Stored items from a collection
=====
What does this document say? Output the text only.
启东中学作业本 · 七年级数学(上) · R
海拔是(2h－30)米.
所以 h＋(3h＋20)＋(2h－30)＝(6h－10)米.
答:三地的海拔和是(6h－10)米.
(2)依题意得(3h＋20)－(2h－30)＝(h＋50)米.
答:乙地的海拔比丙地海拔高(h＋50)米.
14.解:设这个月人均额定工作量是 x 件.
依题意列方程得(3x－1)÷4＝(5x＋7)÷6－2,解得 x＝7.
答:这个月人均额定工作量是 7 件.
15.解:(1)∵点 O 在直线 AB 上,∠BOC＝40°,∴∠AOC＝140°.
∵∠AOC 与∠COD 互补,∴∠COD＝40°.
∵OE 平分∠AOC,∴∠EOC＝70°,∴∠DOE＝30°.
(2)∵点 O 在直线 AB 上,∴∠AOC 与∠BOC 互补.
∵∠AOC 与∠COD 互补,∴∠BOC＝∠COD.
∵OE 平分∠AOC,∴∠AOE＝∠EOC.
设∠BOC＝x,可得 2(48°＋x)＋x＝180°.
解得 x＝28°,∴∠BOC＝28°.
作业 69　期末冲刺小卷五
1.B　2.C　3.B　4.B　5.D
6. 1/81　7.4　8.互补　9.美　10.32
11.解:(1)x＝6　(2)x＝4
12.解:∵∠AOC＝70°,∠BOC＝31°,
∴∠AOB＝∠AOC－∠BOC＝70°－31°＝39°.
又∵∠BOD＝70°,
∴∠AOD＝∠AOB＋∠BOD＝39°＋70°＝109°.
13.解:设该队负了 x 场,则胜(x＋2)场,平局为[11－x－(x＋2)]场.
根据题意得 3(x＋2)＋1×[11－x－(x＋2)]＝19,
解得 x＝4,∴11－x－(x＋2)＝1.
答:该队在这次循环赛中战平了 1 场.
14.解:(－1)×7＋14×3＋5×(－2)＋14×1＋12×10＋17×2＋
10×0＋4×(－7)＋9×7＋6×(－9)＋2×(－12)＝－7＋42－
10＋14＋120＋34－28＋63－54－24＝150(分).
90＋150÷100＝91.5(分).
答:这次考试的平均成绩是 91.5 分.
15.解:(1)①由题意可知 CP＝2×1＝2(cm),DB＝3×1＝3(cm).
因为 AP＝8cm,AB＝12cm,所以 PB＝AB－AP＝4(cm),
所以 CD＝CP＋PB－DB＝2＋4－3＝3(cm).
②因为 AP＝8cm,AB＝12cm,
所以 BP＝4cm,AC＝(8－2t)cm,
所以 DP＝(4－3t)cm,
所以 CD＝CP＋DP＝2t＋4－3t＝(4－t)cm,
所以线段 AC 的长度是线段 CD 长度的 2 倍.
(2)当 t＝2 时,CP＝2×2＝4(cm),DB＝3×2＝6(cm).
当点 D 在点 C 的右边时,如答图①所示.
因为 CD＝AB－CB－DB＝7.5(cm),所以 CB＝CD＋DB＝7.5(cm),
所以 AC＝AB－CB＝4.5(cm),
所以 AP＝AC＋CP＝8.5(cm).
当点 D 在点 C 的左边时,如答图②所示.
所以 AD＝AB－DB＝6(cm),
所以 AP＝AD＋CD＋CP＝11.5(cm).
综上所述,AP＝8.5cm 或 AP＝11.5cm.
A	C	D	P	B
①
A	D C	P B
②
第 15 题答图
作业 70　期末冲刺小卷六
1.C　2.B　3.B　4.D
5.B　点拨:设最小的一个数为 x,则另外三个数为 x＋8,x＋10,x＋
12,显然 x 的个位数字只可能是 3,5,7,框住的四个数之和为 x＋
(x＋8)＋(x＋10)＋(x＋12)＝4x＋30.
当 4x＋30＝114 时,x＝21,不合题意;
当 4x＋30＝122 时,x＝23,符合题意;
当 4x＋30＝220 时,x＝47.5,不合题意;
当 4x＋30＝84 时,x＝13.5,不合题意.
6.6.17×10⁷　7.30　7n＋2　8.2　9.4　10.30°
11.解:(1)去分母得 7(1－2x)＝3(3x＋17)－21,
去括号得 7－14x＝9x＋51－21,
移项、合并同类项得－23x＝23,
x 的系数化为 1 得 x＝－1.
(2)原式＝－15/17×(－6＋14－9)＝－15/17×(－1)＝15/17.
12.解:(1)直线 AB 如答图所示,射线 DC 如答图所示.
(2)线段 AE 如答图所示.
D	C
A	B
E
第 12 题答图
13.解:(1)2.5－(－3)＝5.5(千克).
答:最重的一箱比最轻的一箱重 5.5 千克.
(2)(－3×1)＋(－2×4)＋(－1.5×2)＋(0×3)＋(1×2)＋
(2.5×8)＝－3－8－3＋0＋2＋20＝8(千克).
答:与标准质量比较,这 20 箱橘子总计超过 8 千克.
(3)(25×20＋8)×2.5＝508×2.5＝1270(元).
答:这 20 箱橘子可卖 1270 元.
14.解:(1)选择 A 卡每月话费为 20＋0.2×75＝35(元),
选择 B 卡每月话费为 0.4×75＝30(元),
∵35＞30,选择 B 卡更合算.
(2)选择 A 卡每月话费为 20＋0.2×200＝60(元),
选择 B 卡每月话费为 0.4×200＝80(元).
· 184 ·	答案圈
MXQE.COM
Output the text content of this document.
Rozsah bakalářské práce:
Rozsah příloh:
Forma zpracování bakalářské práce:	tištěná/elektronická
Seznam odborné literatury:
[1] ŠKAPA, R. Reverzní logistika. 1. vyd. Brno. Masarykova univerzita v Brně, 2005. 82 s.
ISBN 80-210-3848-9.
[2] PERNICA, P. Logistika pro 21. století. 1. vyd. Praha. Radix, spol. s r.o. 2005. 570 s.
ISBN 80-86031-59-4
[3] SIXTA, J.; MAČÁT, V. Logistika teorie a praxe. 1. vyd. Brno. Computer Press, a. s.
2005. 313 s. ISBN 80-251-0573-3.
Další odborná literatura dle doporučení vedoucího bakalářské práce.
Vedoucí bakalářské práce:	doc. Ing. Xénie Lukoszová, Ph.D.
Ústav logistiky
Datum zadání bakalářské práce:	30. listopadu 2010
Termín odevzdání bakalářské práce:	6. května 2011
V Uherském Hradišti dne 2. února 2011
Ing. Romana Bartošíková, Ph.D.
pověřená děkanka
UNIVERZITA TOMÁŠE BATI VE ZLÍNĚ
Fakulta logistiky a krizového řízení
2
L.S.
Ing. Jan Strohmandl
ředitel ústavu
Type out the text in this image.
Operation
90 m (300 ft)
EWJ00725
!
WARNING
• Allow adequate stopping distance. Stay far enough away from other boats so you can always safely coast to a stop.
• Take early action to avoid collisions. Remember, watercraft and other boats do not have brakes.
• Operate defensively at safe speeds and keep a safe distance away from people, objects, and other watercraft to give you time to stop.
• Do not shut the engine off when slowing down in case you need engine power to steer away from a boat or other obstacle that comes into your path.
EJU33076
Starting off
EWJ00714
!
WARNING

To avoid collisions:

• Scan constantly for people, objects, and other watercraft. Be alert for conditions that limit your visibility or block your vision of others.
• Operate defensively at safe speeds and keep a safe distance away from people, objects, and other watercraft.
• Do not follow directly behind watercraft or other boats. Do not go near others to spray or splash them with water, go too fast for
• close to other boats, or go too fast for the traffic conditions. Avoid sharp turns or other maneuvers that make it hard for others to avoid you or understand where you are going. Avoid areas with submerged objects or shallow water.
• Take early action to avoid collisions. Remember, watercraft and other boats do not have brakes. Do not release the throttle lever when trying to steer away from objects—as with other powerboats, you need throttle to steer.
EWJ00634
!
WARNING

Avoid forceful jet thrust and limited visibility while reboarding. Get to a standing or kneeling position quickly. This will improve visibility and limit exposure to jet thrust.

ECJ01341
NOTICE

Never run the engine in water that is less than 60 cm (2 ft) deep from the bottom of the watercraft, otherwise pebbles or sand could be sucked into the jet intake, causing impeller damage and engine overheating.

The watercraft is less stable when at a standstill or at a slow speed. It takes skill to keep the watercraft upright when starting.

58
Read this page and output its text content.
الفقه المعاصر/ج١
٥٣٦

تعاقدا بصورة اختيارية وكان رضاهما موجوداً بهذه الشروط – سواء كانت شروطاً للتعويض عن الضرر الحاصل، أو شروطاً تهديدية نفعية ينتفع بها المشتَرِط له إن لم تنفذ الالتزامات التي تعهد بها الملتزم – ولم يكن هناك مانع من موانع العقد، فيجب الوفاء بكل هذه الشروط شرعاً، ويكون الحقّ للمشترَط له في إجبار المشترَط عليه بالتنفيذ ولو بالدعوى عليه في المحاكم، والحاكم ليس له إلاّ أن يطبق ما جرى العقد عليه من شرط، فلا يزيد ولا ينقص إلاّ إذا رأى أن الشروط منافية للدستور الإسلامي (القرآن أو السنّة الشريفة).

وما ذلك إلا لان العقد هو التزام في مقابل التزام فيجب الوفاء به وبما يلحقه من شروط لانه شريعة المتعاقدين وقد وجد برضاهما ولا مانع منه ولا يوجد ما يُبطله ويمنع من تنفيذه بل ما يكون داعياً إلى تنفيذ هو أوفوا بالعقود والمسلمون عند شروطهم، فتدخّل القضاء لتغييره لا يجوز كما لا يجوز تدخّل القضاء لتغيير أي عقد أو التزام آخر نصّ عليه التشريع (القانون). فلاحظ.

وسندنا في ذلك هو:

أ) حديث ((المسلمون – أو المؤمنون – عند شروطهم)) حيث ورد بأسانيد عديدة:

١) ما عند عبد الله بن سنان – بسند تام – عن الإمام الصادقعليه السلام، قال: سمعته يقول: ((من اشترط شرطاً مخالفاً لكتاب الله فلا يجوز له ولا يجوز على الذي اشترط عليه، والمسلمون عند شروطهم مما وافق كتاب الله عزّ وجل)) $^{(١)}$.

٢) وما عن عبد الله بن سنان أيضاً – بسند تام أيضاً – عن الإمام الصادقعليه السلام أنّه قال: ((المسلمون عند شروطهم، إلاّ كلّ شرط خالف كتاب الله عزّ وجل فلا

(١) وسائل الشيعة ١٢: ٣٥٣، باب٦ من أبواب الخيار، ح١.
=====
» **TASK TO COMPLETE**
Collect every line above that contains the word "document".

» **EXERCISE SOLUTION**
What does this document say? Output the text only.
Output the text content of this document.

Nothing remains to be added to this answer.